* _Description of the task_:
Rewrite the lines from the one containing "619, 773, 675]" through the one containing "709, 293, 765]", substituting "label" for "svg-text" and leaving everything else unchanged.

Layout dataset entries

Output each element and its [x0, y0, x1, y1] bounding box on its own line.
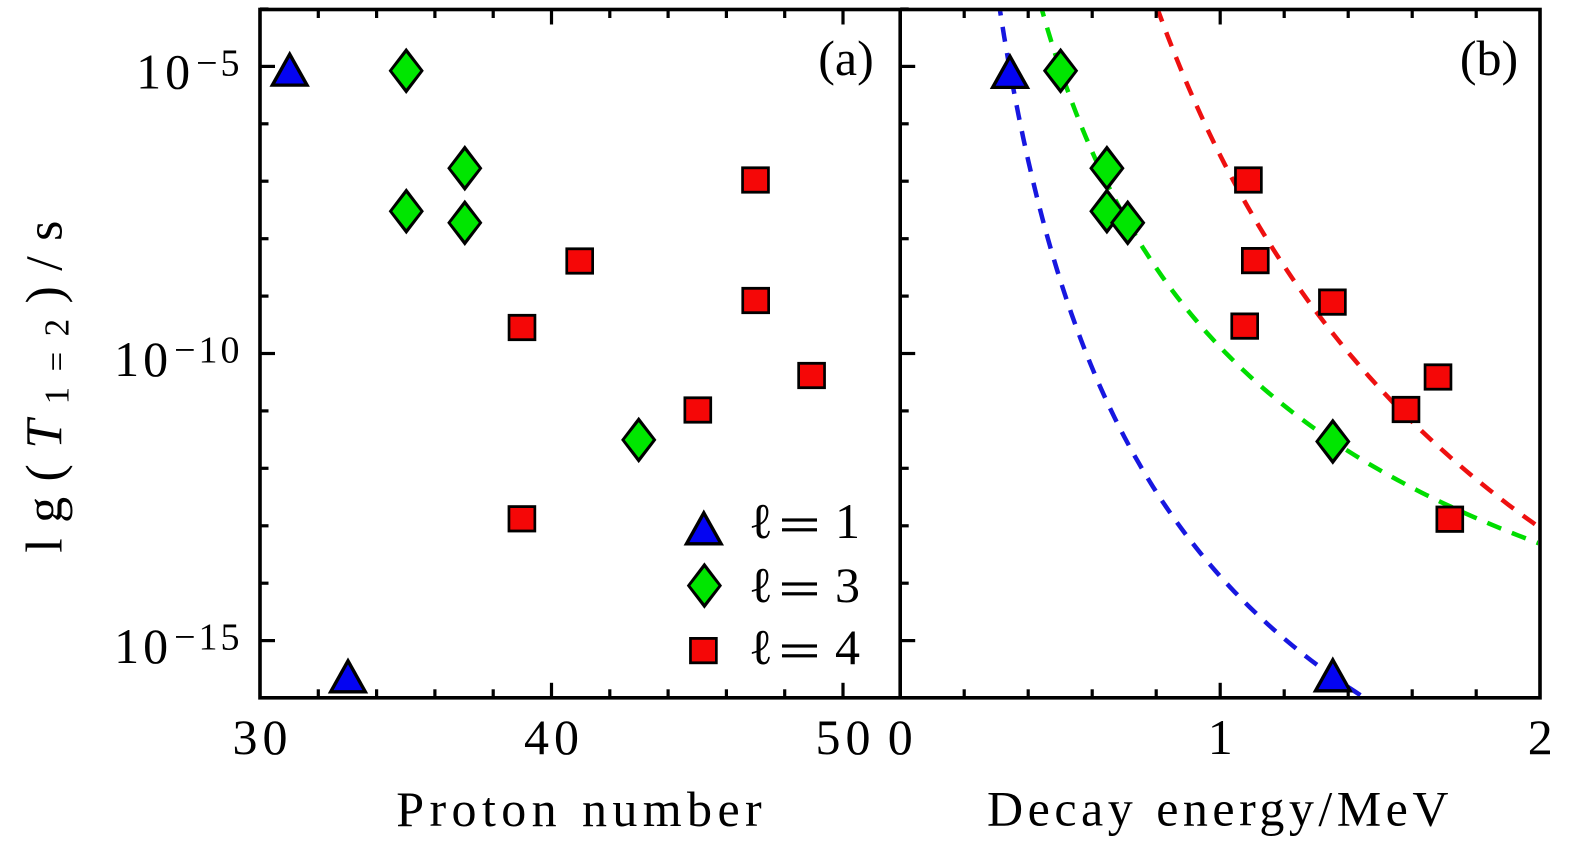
svg-text:ℓ: ℓ	[749, 619, 773, 675]
svg-text:40: 40	[524, 709, 584, 765]
svg-text:(a): (a)	[818, 30, 874, 86]
svg-text:ℓ: ℓ	[749, 557, 773, 613]
svg-text:lg(T1=2)/s: lg(T1=2)/s	[17, 205, 77, 552]
svg-text:1: 1	[835, 493, 860, 549]
svg-text:50: 50	[816, 709, 876, 765]
svg-text:30: 30	[233, 709, 293, 765]
svg-text:(b): (b)	[1460, 30, 1518, 86]
svg-text:10−15: 10−15	[114, 617, 242, 674]
svg-text:4: 4	[835, 619, 860, 675]
svg-text:ℓ: ℓ	[749, 493, 773, 549]
svg-text:10−10: 10−10	[114, 329, 242, 386]
svg-text:2: 2	[1528, 709, 1553, 765]
svg-text:3: 3	[835, 557, 860, 613]
svg-text:10−5: 10−5	[136, 42, 242, 99]
svg-text:0: 0	[888, 709, 913, 765]
svg-text:Proton number: Proton number	[396, 781, 767, 837]
svg-text:1: 1	[1208, 709, 1233, 765]
svg-text:Decay energy/MeV: Decay energy/MeV	[987, 781, 1453, 837]
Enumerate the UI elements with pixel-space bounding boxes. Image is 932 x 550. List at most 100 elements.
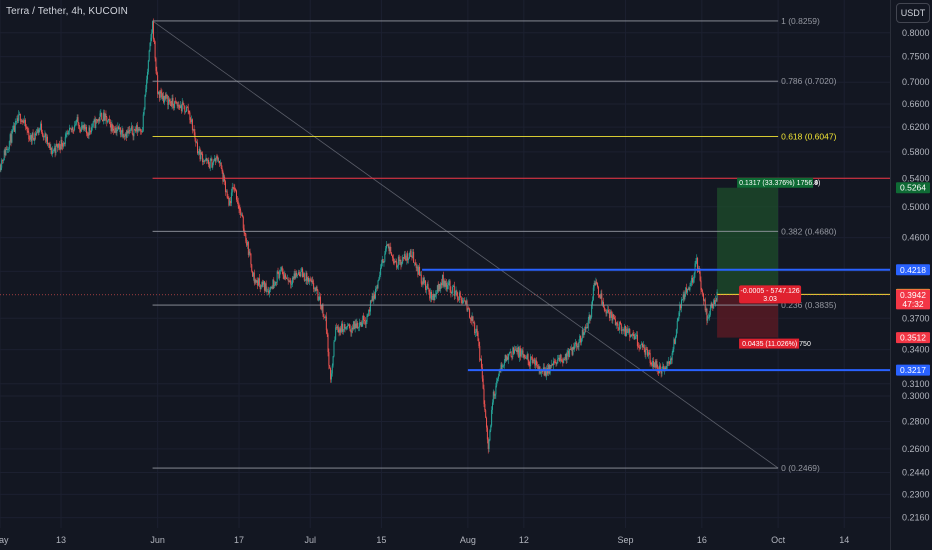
candle-body bbox=[294, 273, 296, 279]
candle-body bbox=[261, 282, 263, 287]
candle-body bbox=[9, 134, 11, 142]
candle-body bbox=[473, 322, 475, 324]
candle-body bbox=[114, 127, 116, 133]
candle-body bbox=[89, 127, 91, 131]
fib-level-label: 0 (0.2469) bbox=[781, 463, 820, 473]
candle-body bbox=[716, 291, 718, 301]
candle-body bbox=[703, 293, 705, 301]
candle-body bbox=[138, 129, 140, 131]
candle-body bbox=[158, 92, 160, 99]
candle-body bbox=[504, 354, 506, 363]
candle-body bbox=[588, 315, 590, 321]
candle-body bbox=[40, 123, 42, 129]
candle-body bbox=[644, 349, 646, 355]
candle-body bbox=[273, 279, 275, 286]
candle-body bbox=[646, 349, 648, 350]
candle-body bbox=[500, 364, 502, 372]
candle-body bbox=[88, 127, 90, 136]
candle-body bbox=[329, 365, 331, 369]
candle-body bbox=[74, 125, 76, 130]
candle-body bbox=[182, 102, 184, 105]
price-tick-label: 0.2800 bbox=[902, 416, 930, 426]
candle-body bbox=[408, 258, 410, 261]
candle-body bbox=[608, 309, 610, 313]
candle-body bbox=[341, 323, 343, 332]
candle-body bbox=[520, 351, 522, 357]
candle-body bbox=[454, 291, 456, 296]
candle-body bbox=[141, 130, 143, 133]
time-tick-label: 15 bbox=[376, 535, 386, 545]
candle-body bbox=[243, 228, 245, 233]
candle-body bbox=[56, 143, 58, 145]
candle-body bbox=[572, 346, 574, 355]
currency-button[interactable]: USDT bbox=[896, 3, 930, 23]
candle-body bbox=[363, 320, 365, 322]
candle-body bbox=[540, 372, 542, 374]
candle-body bbox=[120, 132, 122, 135]
candle-body bbox=[568, 351, 570, 357]
candle-body bbox=[76, 117, 78, 122]
candle-body bbox=[282, 271, 284, 276]
candle-body bbox=[30, 135, 32, 142]
candle-body bbox=[681, 299, 683, 301]
candle-body bbox=[613, 314, 615, 318]
candle-body bbox=[65, 134, 67, 137]
candle-body bbox=[660, 371, 662, 374]
candle-body bbox=[270, 287, 272, 288]
candle-body bbox=[10, 134, 12, 143]
candle-body bbox=[237, 201, 239, 206]
candle-body bbox=[624, 325, 626, 332]
candle-body bbox=[530, 356, 532, 367]
candle-body bbox=[480, 359, 482, 368]
candle-body bbox=[232, 187, 234, 189]
candle-body bbox=[146, 79, 148, 90]
candle-body bbox=[385, 248, 387, 254]
candle-body bbox=[362, 315, 364, 323]
candle-body bbox=[57, 144, 59, 148]
candle-body bbox=[307, 277, 309, 282]
candle-body bbox=[323, 314, 325, 317]
candle-body bbox=[81, 125, 83, 127]
candle-body bbox=[476, 328, 478, 333]
candle-body bbox=[480, 359, 482, 361]
candle-body bbox=[709, 307, 711, 315]
candle-body bbox=[22, 120, 24, 123]
candle-body bbox=[427, 284, 429, 288]
candle-body bbox=[338, 329, 340, 333]
candle-body bbox=[102, 112, 104, 122]
candle-body bbox=[498, 371, 500, 377]
candle-body bbox=[18, 114, 20, 122]
candle-body bbox=[633, 334, 635, 340]
candle-body bbox=[281, 267, 283, 272]
candle-body bbox=[280, 267, 282, 271]
candle-body bbox=[145, 89, 147, 95]
candle-body bbox=[284, 274, 286, 279]
candle-body bbox=[224, 176, 226, 182]
candle-body bbox=[3, 150, 5, 161]
candle-body bbox=[1, 160, 3, 168]
candle-body bbox=[352, 327, 354, 330]
candle-body bbox=[192, 129, 194, 131]
candle-body bbox=[285, 274, 287, 278]
candle-body bbox=[112, 124, 114, 129]
candle-body bbox=[430, 291, 432, 299]
candle-body bbox=[191, 119, 193, 131]
candle-body bbox=[193, 129, 195, 133]
candle-body bbox=[632, 333, 634, 335]
candle-body bbox=[141, 131, 143, 133]
candle-body bbox=[291, 284, 293, 286]
candle-body bbox=[443, 281, 445, 286]
candle-body bbox=[337, 326, 339, 330]
candle-body bbox=[612, 314, 614, 321]
candle-body bbox=[534, 360, 536, 366]
candle-body bbox=[481, 367, 483, 379]
candle-body bbox=[16, 118, 18, 122]
candle-body bbox=[290, 282, 292, 285]
candle-body bbox=[291, 277, 293, 285]
candle-body bbox=[240, 210, 242, 215]
candle-body bbox=[55, 143, 57, 153]
candle-body bbox=[487, 439, 489, 450]
candle-body bbox=[160, 91, 162, 94]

* _Correct result_:
label:ℓ: ℓ	[749, 619, 773, 675]
label:40: 40	[524, 709, 584, 765]
label:(a): (a)	[818, 30, 874, 86]
label:ℓ: ℓ	[749, 557, 773, 613]
label:lg(T1=2)/s: lg(T1=2)/s	[17, 205, 77, 552]
label:1: 1	[835, 493, 860, 549]
label:50: 50	[816, 709, 876, 765]
label:30: 30	[233, 709, 293, 765]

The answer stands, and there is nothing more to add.